YANG DIKERJAKAN ::
1. Dalam berita tentang LPS dan industri syariah, di acara apa Anggito Abimanyu menyampaikan pernyataannya?
2. Lanjutkan berita tentang LPS dan industri syariah itu mulai dari sesudah kalimat terakhirnya.

TEKS LATIHAN ::
....................

Jakarta, MCNID.net--Lembaga Penjamin Simpanan (LPS) mendesak penguatan infrastruktur teknologi dalam industri syariah guna menghadapi persaingan pasar global.


Ketua Dewan Komisioner LPS, Anggito Abimanyu, menyatakan bahwa Indonesia wajib segera membangun ekosistem kepatuhan berbasis digital yang mampu melacak rantai pasok halal secara real-time.


Langkah digitalisasi ini dinilai krusialis untuk menjawab tantangan masa depan struktur ekonomi dan meningkatkan daya saing kualitas produk halal Indonesia di kancah internasional.


Pernyataan tersebut disampaikan Anggito saat menghadiri acara Islamic Finance Dialogue (IFD) 2026 di Energy Building, Jakarta, Rabu (1/7/2026).


"Indonesia pun wajib membangun ekosistem kepatuhan berbasis digital untuk melacak rantai pasok halal secara real-time, serta melakukan hilirisasi industri halal bernilai tinggi, terutama pada sektor farmasi, kosmetik, dan bahan tambahan pangan," ujar Anggito.


Menurut Anggito, potensi pasar domestik Indonesia yang sangat tinggi kerap kali belum diimbangi dengan infrastruktur pengujian yang solid. Rendahnya tingkat kesadaran sertifikasi dan keterbatasan auditor halal di dalam negeri menjadi celah yang harus segera ditutupi dengan intervensi teknologi.

....................

DATA TERSEDIA ::
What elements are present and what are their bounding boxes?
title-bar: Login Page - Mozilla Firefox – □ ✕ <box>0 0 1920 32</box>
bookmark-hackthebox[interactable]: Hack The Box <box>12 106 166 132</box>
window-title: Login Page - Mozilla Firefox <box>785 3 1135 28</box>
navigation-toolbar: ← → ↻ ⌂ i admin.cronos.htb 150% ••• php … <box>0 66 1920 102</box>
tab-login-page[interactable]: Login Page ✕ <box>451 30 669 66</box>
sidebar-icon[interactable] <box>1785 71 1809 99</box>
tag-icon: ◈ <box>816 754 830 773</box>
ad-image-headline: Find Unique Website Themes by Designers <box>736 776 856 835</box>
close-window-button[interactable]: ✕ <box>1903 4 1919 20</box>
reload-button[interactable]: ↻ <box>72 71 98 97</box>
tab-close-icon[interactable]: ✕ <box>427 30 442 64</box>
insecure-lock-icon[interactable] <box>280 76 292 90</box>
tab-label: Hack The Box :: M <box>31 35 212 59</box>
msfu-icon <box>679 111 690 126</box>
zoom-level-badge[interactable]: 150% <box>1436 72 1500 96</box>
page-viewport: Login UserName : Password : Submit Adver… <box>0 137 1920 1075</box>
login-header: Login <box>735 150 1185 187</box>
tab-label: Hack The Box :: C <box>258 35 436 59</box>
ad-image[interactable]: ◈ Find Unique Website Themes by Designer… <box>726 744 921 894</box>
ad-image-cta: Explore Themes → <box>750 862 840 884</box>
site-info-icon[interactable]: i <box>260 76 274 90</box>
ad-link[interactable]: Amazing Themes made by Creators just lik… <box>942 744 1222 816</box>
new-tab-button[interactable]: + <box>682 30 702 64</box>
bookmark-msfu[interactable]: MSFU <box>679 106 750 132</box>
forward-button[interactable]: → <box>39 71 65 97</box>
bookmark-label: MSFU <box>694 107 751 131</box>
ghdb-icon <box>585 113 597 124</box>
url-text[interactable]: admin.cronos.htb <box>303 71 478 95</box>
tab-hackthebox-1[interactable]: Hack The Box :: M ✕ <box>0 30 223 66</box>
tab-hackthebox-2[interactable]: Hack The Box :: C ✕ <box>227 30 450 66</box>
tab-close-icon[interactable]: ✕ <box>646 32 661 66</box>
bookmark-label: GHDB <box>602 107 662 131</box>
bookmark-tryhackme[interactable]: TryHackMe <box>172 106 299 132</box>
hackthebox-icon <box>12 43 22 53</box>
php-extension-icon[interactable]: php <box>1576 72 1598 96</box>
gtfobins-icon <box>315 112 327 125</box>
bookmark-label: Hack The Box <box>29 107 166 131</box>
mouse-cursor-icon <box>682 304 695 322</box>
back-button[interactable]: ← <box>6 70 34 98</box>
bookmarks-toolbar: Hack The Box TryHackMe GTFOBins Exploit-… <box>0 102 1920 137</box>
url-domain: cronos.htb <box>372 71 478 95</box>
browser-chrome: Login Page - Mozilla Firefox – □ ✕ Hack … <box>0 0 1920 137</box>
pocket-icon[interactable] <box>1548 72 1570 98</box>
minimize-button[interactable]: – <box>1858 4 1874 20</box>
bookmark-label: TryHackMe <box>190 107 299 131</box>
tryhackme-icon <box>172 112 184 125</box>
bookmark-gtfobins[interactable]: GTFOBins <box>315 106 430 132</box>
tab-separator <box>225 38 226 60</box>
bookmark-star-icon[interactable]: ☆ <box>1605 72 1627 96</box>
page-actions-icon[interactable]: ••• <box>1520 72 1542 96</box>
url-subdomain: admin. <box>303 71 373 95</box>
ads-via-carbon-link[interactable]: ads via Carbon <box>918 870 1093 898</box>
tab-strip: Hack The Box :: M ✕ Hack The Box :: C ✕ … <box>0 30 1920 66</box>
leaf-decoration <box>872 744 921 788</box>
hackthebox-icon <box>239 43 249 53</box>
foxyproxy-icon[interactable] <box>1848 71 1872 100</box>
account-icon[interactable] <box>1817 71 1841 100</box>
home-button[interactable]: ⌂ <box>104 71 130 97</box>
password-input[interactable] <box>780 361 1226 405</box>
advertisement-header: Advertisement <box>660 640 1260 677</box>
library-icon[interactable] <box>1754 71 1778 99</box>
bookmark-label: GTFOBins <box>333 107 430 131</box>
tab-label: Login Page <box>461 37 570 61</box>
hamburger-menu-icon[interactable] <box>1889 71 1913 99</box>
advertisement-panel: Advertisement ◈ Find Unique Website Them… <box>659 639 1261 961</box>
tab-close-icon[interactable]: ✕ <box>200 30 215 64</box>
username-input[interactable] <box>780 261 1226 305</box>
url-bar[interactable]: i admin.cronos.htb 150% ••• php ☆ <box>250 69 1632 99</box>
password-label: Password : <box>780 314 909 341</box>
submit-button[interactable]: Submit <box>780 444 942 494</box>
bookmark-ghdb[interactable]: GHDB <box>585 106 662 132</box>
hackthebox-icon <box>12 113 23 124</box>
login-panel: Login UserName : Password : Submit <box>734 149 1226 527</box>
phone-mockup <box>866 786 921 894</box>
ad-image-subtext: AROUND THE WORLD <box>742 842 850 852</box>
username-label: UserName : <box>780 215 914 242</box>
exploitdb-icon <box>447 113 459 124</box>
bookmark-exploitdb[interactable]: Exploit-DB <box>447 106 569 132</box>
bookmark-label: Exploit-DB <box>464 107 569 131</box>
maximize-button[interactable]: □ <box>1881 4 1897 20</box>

....................

JAWABAN PER NOMOR ::
1. Di acara Islamic Finance Dialogue (IFD) 2026 di Energy Building, Jakarta.

2.
Melalui sistem pelacakan berbasis digital (digital traceability), proses verifikasi kehalalan produk dari hulu ke hilir, mulai dari bahan baku hingga ke tangan konsumen, dapat dilakukan dengan lebih cepat, transparan, dan akurat. Teknologi ini diharapkan mampu memangkas rantai birokrasi domestik yang selama ini dikeluhkan oleh para pelaku usaha.


Selain efisiensi rantai pasok, adopsi teknologi digital ini menjadi prasyarat utama agar produk halal Indonesia memiliki standar tinggi yang diakui global. Hal ini penting mengingat visi besar Indonesia ke depan adalah bergeser dari sekadar konsumen produk halal terbesar menjadi produsen dan rujukan utama dunia.


Kendati demikian, Anggito mengingatkan bahwa transformasi digital ini tidak akan berjalan optimal tanpa adanya penyederhanaan regulasi di tingkat kelembagaan.


Oleh karena itu, ia mendorong penguatan kewenangan Badan Pengelola Jaminan Produk Halal (BPJPH) sebagai regulator tunggal yang terintegrasi penuh dengan Majelis Ulama Indonesia (MUI).


Dengan regulasi yang solid dan ekosistem digital yang mapan, pertumbuhan industri halal diyakini tidak akan lagi membebani pengusaha dengan biaya tinggi, melainkan menjadi motor penggerak ekonomi syariah yang inklusif dan berkelanjutan.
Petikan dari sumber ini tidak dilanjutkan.